▶ [Written task] Tally the lines that hold the string "ylabel", and reply with the count alone.

▶ [Available data]
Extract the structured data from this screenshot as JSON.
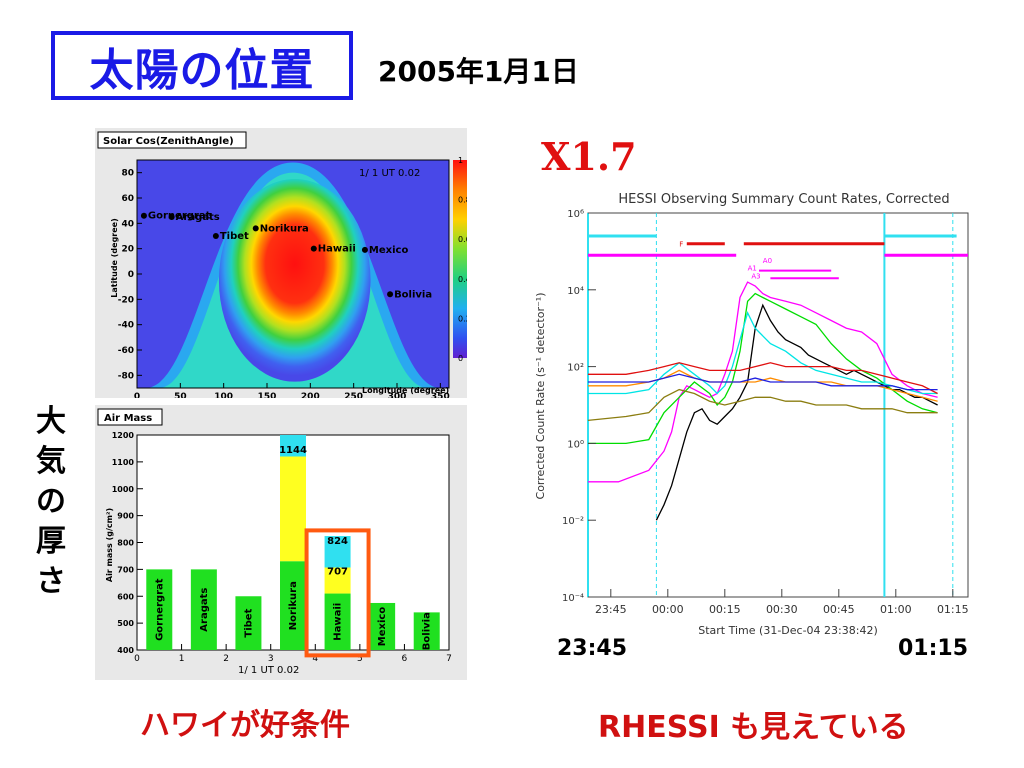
{
  "slide": {
    "title": "太陽の位置",
    "date": "2005年1月1日",
    "flare_class": "X1.7",
    "vertical_label": [
      "大",
      "気",
      "の",
      "厚",
      "さ"
    ],
    "caption_left": "ハワイが好条件",
    "caption_right": "RHESSI も見えている",
    "time_start": "23:45",
    "time_end": "01:15"
  },
  "chart_data": [
    {
      "type": "heatmap",
      "title": "Solar Cos(ZenithAngle)",
      "annotation": "1/ 1  UT  0.02",
      "xlabel": "Longitude (degree)",
      "ylabel": "Latitude (degree)",
      "xlim": [
        0,
        360
      ],
      "ylim": [
        -90,
        90
      ],
      "x_ticks": [
        "0",
        "50",
        "100",
        "150",
        "200",
        "250",
        "300",
        "350"
      ],
      "y_ticks": [
        "80",
        "60",
        "40",
        "20",
        "0",
        "-20",
        "-40",
        "-60",
        "-80"
      ],
      "colorbar_ticks": [
        "1",
        "0.8",
        "0.6",
        "0.4",
        "0.2",
        "0"
      ],
      "sites": [
        {
          "name": "Gornergrat",
          "lon": 8,
          "lat": 46
        },
        {
          "name": "Aragats",
          "lon": 40,
          "lat": 45
        },
        {
          "name": "Tibet",
          "lon": 91,
          "lat": 30
        },
        {
          "name": "Norikura",
          "lon": 137,
          "lat": 36
        },
        {
          "name": "Hawaii",
          "lon": 204,
          "lat": 20
        },
        {
          "name": "Mexico",
          "lon": 263,
          "lat": 19
        },
        {
          "name": "Bolivia",
          "lon": 292,
          "lat": -16
        }
      ]
    },
    {
      "type": "bar",
      "title": "Air Mass",
      "annotation": "1/ 1  UT  0.02",
      "ylabel": "Air mass (g/cm²)",
      "x_ticks": [
        "0",
        "1",
        "2",
        "3",
        "4",
        "5",
        "6",
        "7"
      ],
      "y_ticks": [
        "400",
        "500",
        "600",
        "700",
        "800",
        "900",
        "1000",
        "1100",
        "1200"
      ],
      "ylim": [
        400,
        1200
      ],
      "xlim": [
        0,
        7
      ],
      "bars": [
        {
          "name": "Gornergrat",
          "x": 0.5,
          "green": 700
        },
        {
          "name": "Aragats",
          "x": 1.5,
          "green": 700
        },
        {
          "name": "Tibet",
          "x": 2.5,
          "green": 600
        },
        {
          "name": "Norikura",
          "x": 3.5,
          "green": 730,
          "yellow": 1120,
          "cyan": 1200,
          "label": "1144"
        },
        {
          "name": "Hawaii",
          "x": 4.5,
          "green": 610,
          "yellow": 707,
          "cyan": 824,
          "label_cyan": "824",
          "label_yellow": "707"
        },
        {
          "name": "Mexico",
          "x": 5.5,
          "green": 575
        },
        {
          "name": "Bolivia",
          "x": 6.5,
          "green": 540
        }
      ]
    },
    {
      "type": "line",
      "title": "HESSI Observing Summary Count Rates, Corrected",
      "xlabel": "Start Time (31-Dec-04 23:38:42)",
      "ylabel": "Corrected Count Rate (s⁻¹ detector⁻¹)",
      "x_ticks": [
        "23:45",
        "00:00",
        "00:15",
        "00:30",
        "00:45",
        "01:00",
        "01:15"
      ],
      "y_ticks": [
        "10⁶",
        "10⁴",
        "10²",
        "10⁰",
        "10⁻²",
        "10⁻⁴"
      ],
      "ylim_log10": [
        -4,
        6
      ],
      "xlim_minutes": [
        0,
        100
      ],
      "flags": [
        "F",
        "A0",
        "A1",
        "A3"
      ],
      "series": [
        {
          "color": "#000000",
          "x": [
            18,
            20,
            22,
            24,
            26,
            28,
            30,
            32,
            34,
            36,
            38,
            40,
            42,
            44,
            46,
            48,
            50,
            52,
            54,
            56,
            58,
            60,
            62,
            64,
            66,
            68,
            70,
            72,
            74,
            76,
            78,
            80,
            82,
            84,
            86,
            88,
            90,
            92
          ],
          "y": [
            -2,
            -1.6,
            -1.1,
            -0.4,
            0.3,
            0.8,
            0.9,
            0.6,
            0.5,
            0.7,
            0.9,
            1.2,
            1.6,
            3.0,
            3.6,
            3.2,
            2.9,
            2.7,
            2.6,
            2.5,
            2.3,
            2.2,
            2.1,
            2.0,
            1.9,
            1.8,
            1.9,
            1.8,
            1.7,
            1.6,
            1.5,
            1.4,
            1.4,
            1.3,
            1.2,
            1.2,
            1.1,
            1.0
          ]
        },
        {
          "color": "#ff00ff",
          "x": [
            0,
            8,
            16,
            20,
            22,
            24,
            26,
            28,
            30,
            32,
            34,
            36,
            38,
            40,
            42,
            44,
            46,
            48,
            52,
            56,
            60,
            64,
            68,
            72,
            76,
            80,
            84,
            88,
            92
          ],
          "y": [
            -1,
            -1,
            -0.7,
            -0.2,
            0.3,
            1.2,
            1.5,
            1.4,
            1.3,
            1.2,
            1.3,
            1.8,
            2.4,
            3.8,
            4.2,
            4.1,
            3.9,
            3.8,
            3.7,
            3.6,
            3.4,
            3.2,
            3.0,
            2.9,
            2.6,
            1.8,
            1.5,
            1.3,
            1.2
          ]
        },
        {
          "color": "#00dd00",
          "x": [
            0,
            10,
            16,
            20,
            24,
            28,
            32,
            34,
            36,
            38,
            40,
            42,
            44,
            46,
            48,
            52,
            56,
            60,
            64,
            68,
            72,
            76,
            80,
            84,
            88,
            92
          ],
          "y": [
            0,
            0,
            0.1,
            0.8,
            1.2,
            1.6,
            1.3,
            1.0,
            1.2,
            1.6,
            2.4,
            3.7,
            3.9,
            3.8,
            3.7,
            3.5,
            3.3,
            3.1,
            2.6,
            2.2,
            1.9,
            1.7,
            1.4,
            1.1,
            0.9,
            0.8
          ]
        },
        {
          "color": "#00e5e5",
          "x": [
            0,
            10,
            16,
            20,
            24,
            28,
            32,
            34,
            36,
            38,
            40,
            42,
            44,
            46,
            48,
            52,
            56,
            60,
            64,
            68,
            72,
            76,
            80,
            84,
            88,
            92
          ],
          "y": [
            1.3,
            1.3,
            1.4,
            1.8,
            2.1,
            1.8,
            1.5,
            1.3,
            1.5,
            2.0,
            2.7,
            3.4,
            3.0,
            2.8,
            2.6,
            2.4,
            2.1,
            1.9,
            1.8,
            1.7,
            1.6,
            1.6,
            1.5,
            1.4,
            1.3,
            1.3
          ]
        },
        {
          "color": "#e01010",
          "x": [
            0,
            10,
            16,
            20,
            24,
            28,
            32,
            36,
            40,
            44,
            48,
            52,
            56,
            60,
            64,
            68,
            72,
            76,
            80,
            84,
            88,
            92
          ],
          "y": [
            1.8,
            1.8,
            1.9,
            2.0,
            2.1,
            2.0,
            1.9,
            1.9,
            1.9,
            2.0,
            2.1,
            2.0,
            2.0,
            2.0,
            2.0,
            1.9,
            1.9,
            1.8,
            1.7,
            1.6,
            1.5,
            1.3
          ]
        },
        {
          "color": "#ff8c00",
          "x": [
            0,
            10,
            16,
            20,
            24,
            28,
            32,
            36,
            40,
            44,
            48,
            52,
            56,
            60,
            64,
            68,
            72,
            76,
            80,
            84,
            88,
            92
          ],
          "y": [
            1.5,
            1.5,
            1.6,
            1.7,
            1.9,
            1.7,
            1.6,
            1.6,
            1.6,
            1.6,
            1.7,
            1.6,
            1.6,
            1.6,
            1.6,
            1.5,
            1.5,
            1.5,
            1.4,
            1.3,
            1.2,
            1.1
          ]
        },
        {
          "color": "#2020e0",
          "x": [
            0,
            10,
            16,
            20,
            24,
            28,
            32,
            36,
            40,
            44,
            48,
            52,
            56,
            60,
            64,
            68,
            72,
            76,
            80,
            84,
            88,
            92
          ],
          "y": [
            1.6,
            1.6,
            1.6,
            1.7,
            1.8,
            1.7,
            1.6,
            1.6,
            1.6,
            1.7,
            1.6,
            1.6,
            1.6,
            1.6,
            1.5,
            1.5,
            1.5,
            1.5,
            1.5,
            1.4,
            1.4,
            1.4
          ]
        },
        {
          "color": "#8b7d10",
          "x": [
            0,
            10,
            16,
            20,
            24,
            28,
            32,
            36,
            40,
            44,
            48,
            52,
            56,
            60,
            64,
            68,
            72,
            76,
            80,
            84,
            88,
            92
          ],
          "y": [
            0.6,
            0.7,
            0.8,
            1.2,
            1.4,
            1.3,
            1.1,
            1.0,
            1.1,
            1.2,
            1.2,
            1.1,
            1.1,
            1.0,
            1.0,
            1.0,
            0.9,
            0.9,
            0.9,
            0.8,
            0.8,
            0.8
          ]
        }
      ]
    }
  ]
}
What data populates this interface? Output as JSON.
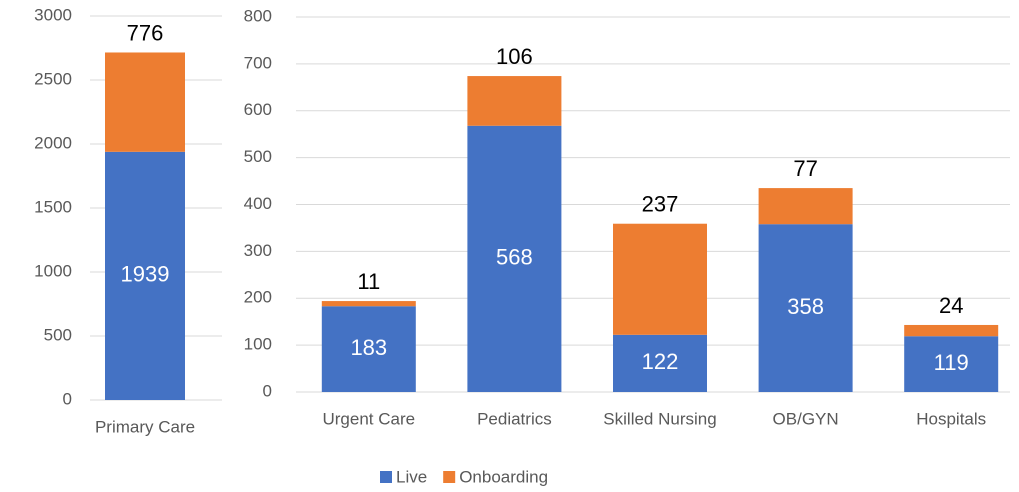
{
  "chart_data": [
    {
      "type": "stacked_bar",
      "categories": [
        "Primary Care"
      ],
      "series": [
        {
          "color": "#4472c4",
          "values": [
            1939
          ]
        },
        {
          "color": "#ed7d31",
          "values": [
            776
          ]
        }
      ],
      "ylim": [
        0,
        3000
      ],
      "yticks": [
        0,
        500,
        1000,
        1500,
        2000,
        2500,
        3000
      ],
      "grid": true
    },
    {
      "type": "stacked_bar",
      "categories": [
        "Urgent Care",
        "Pediatrics",
        "Skilled Nursing",
        "OB/GYN",
        "Hospitals"
      ],
      "series": [
        {
          "name": "Live",
          "color": "#4472c4",
          "values": [
            183,
            568,
            122,
            358,
            119
          ]
        },
        {
          "name": "Onboarding",
          "color": "#ed7d31",
          "values": [
            11,
            106,
            237,
            77,
            24
          ]
        }
      ],
      "ylim": [
        0,
        800
      ],
      "yticks": [
        0,
        100,
        200,
        300,
        400,
        500,
        600,
        700,
        800
      ],
      "grid": true,
      "legend": "bottom"
    }
  ]
}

▶ [Answer] 3